* Start RECORDS FOR THIS TASK *

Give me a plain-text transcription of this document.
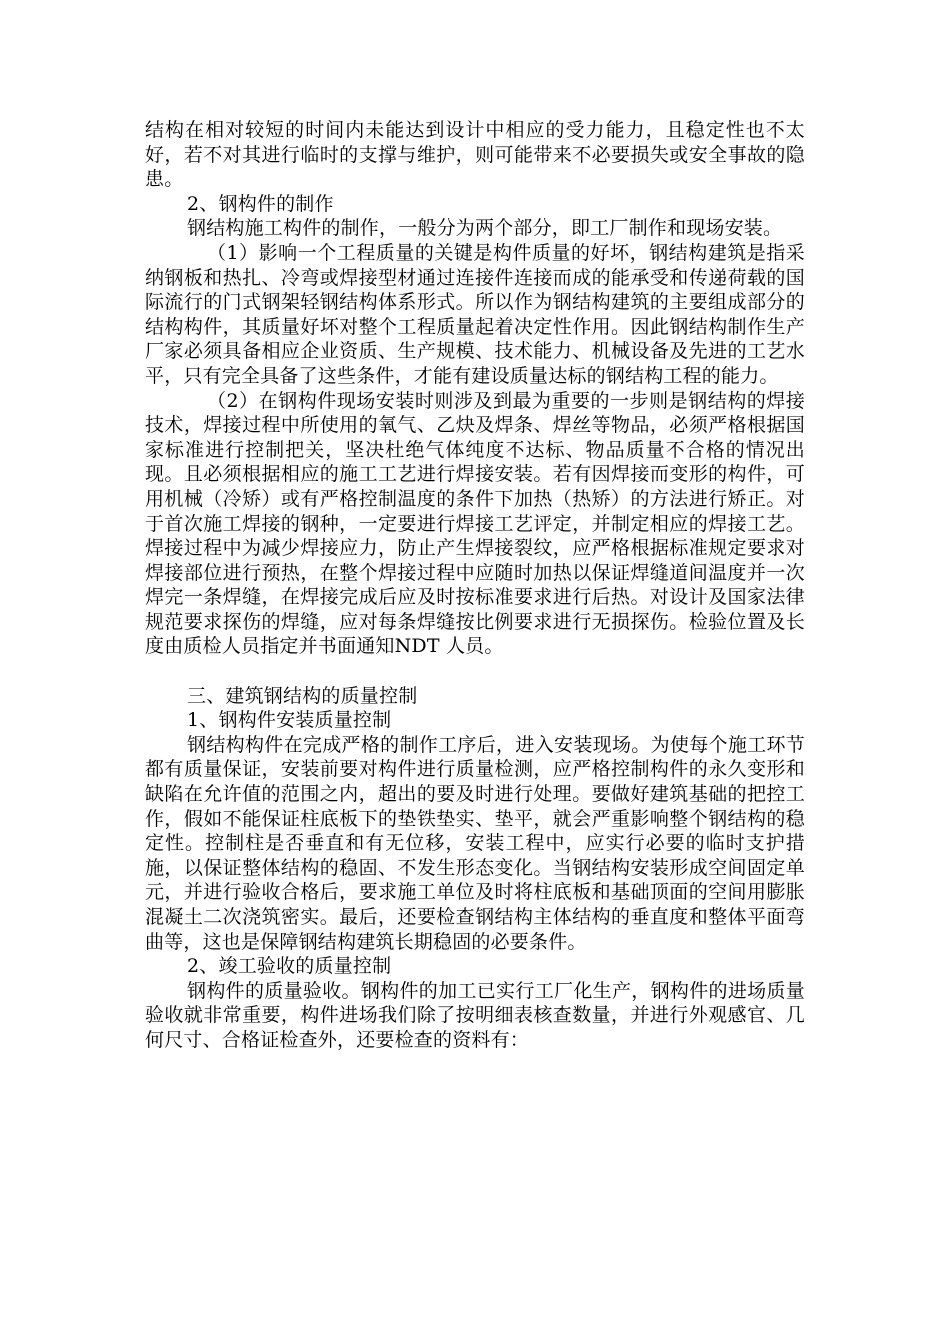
结构在相对较短的时间内未能达到设计中相应的受力能力，且稳定性也不太好，若不对其进行临时的支撑与维护，则可能带来不必要损失或安全事故的隐患。

2、钢构件的制作

钢结构施工构件的制作，一般分为两个部分，即工厂制作和现场安装。

（1）影响一个工程质量的关键是构件质量的好坏，钢结构建筑是指采纳钢板和热扎、冷弯或焊接型材通过连接件连接而成的能承受和传递荷载的国际流行的门式钢架轻钢结构体系形式。所以作为钢结构建筑的主要组成部分的结构构件，其质量好坏对整个工程质量起着决定性作用。因此钢结构制作生产厂家必须具备相应企业资质、生产规模、技术能力、机械设备及先进的工艺水平，只有完全具备了这些条件，才能有建设质量达标的钢结构工程的能力。

（2）在钢构件现场安装时则涉及到最为重要的一步则是钢结构的焊接技术，焊接过程中所使用的氧气、乙炔及焊条、焊丝等物品，必须严格根据国家标准进行控制把关，坚决杜绝气体纯度不达标、物品质量不合格的情况出现。且必须根据相应的施工工艺进行焊接安装。若有因焊接而变形的构件，可用机械（冷矫）或有严格控制温度的条件下加热（热矫）的方法进行矫正。对于首次施工焊接的钢种，一定要进行焊接工艺评定，并制定相应的焊接工艺。焊接过程中为减少焊接应力，防止产生焊接裂纹，应严格根据标准规定要求对焊接部位进行预热，在整个焊接过程中应随时加热以保证焊缝道间温度并一次焊完一条焊缝，在焊接完成后应及时按标准要求进行后热。对设计及国家法律规范要求探伤的焊缝，应对每条焊缝按比例要求进行无损探伤。检验位置及长度由质检人员指定并书面通知NDT 人员。

三、建筑钢结构的质量控制

1、钢构件安装质量控制

钢结构构件在完成严格的制作工序后，进入安装现场。为使每个施工环节都有质量保证，安装前要对构件进行质量检测，应严格控制构件的永久变形和缺陷在允许值的范围之内，超出的要及时进行处理。要做好建筑基础的把控工作，假如不能保证柱底板下的垫铁垫实、垫平，就会严重影响整个钢结构的稳定性。控制柱是否垂直和有无位移，安装工程中，应实行必要的临时支护措施，以保证整体结构的稳固、不发生形态变化。当钢结构安装形成空间固定单元，并进行验收合格后，要求施工单位及时将柱底板和基础顶面的空间用膨胀混凝土二次浇筑密实。最后，还要检查钢结构主体结构的垂直度和整体平面弯曲等，这也是保障钢结构建筑长期稳固的必要条件。

2、竣工验收的质量控制

钢构件的质量验收。钢构件的加工已实行工厂化生产，钢构件的进场质量验收就非常重要，构件进场我们除了按明细表核查数量，并进行外观感官、几何尺寸、合格证检查外，还要检查的资料有：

* End RECORDS FOR THIS TASK *

Output the entries above exactly. Drop the pictures.

- **EXPECTED ANSWER**
Give me a plain-text transcription of this document.
结构在相对较短的时间内未能达到设计中相应的受力能力，且稳定性也不太好，若不对其进行临时的支撑与维护，则可能带来不必要损失或安全事故的隐患。

2、钢构件的制作

钢结构施工构件的制作，一般分为两个部分，即工厂制作和现场安装。

（1）影响一个工程质量的关键是构件质量的好坏，钢结构建筑是指采纳钢板和热扎、冷弯或焊接型材通过连接件连接而成的能承受和传递荷载的国际流行的门式钢架轻钢结构体系形式。所以作为钢结构建筑的主要组成部分的结构构件，其质量好坏对整个工程质量起着决定性作用。因此钢结构制作生产厂家必须具备相应企业资质、生产规模、技术能力、机械设备及先进的工艺水平，只有完全具备了这些条件，才能有建设质量达标的钢结构工程的能力。

（2）在钢构件现场安装时则涉及到最为重要的一步则是钢结构的焊接技术，焊接过程中所使用的氧气、乙炔及焊条、焊丝等物品，必须严格根据国家标准进行控制把关，坚决杜绝气体纯度不达标、物品质量不合格的情况出现。且必须根据相应的施工工艺进行焊接安装。若有因焊接而变形的构件，可用机械（冷矫）或有严格控制温度的条件下加热（热矫）的方法进行矫正。对于首次施工焊接的钢种，一定要进行焊接工艺评定，并制定相应的焊接工艺。焊接过程中为减少焊接应力，防止产生焊接裂纹，应严格根据标准规定要求对焊接部位进行预热，在整个焊接过程中应随时加热以保证焊缝道间温度并一次焊完一条焊缝，在焊接完成后应及时按标准要求进行后热。对设计及国家法律规范要求探伤的焊缝，应对每条焊缝按比例要求进行无损探伤。检验位置及长度由质检人员指定并书面通知NDT 人员。

三、建筑钢结构的质量控制

1、钢构件安装质量控制

钢结构构件在完成严格的制作工序后，进入安装现场。为使每个施工环节都有质量保证，安装前要对构件进行质量检测，应严格控制构件的永久变形和缺陷在允许值的范围之内，超出的要及时进行处理。要做好建筑基础的把控工作，假如不能保证柱底板下的垫铁垫实、垫平，就会严重影响整个钢结构的稳定性。控制柱是否垂直和有无位移，安装工程中，应实行必要的临时支护措施，以保证整体结构的稳固、不发生形态变化。当钢结构安装形成空间固定单元，并进行验收合格后，要求施工单位及时将柱底板和基础顶面的空间用膨胀混凝土二次浇筑密实。最后，还要检查钢结构主体结构的垂直度和整体平面弯曲等，这也是保障钢结构建筑长期稳固的必要条件。

2、竣工验收的质量控制

钢构件的质量验收。钢构件的加工已实行工厂化生产，钢构件的进场质量验收就非常重要，构件进场我们除了按明细表核查数量，并进行外观感官、几何尺寸、合格证检查外，还要检查的资料有：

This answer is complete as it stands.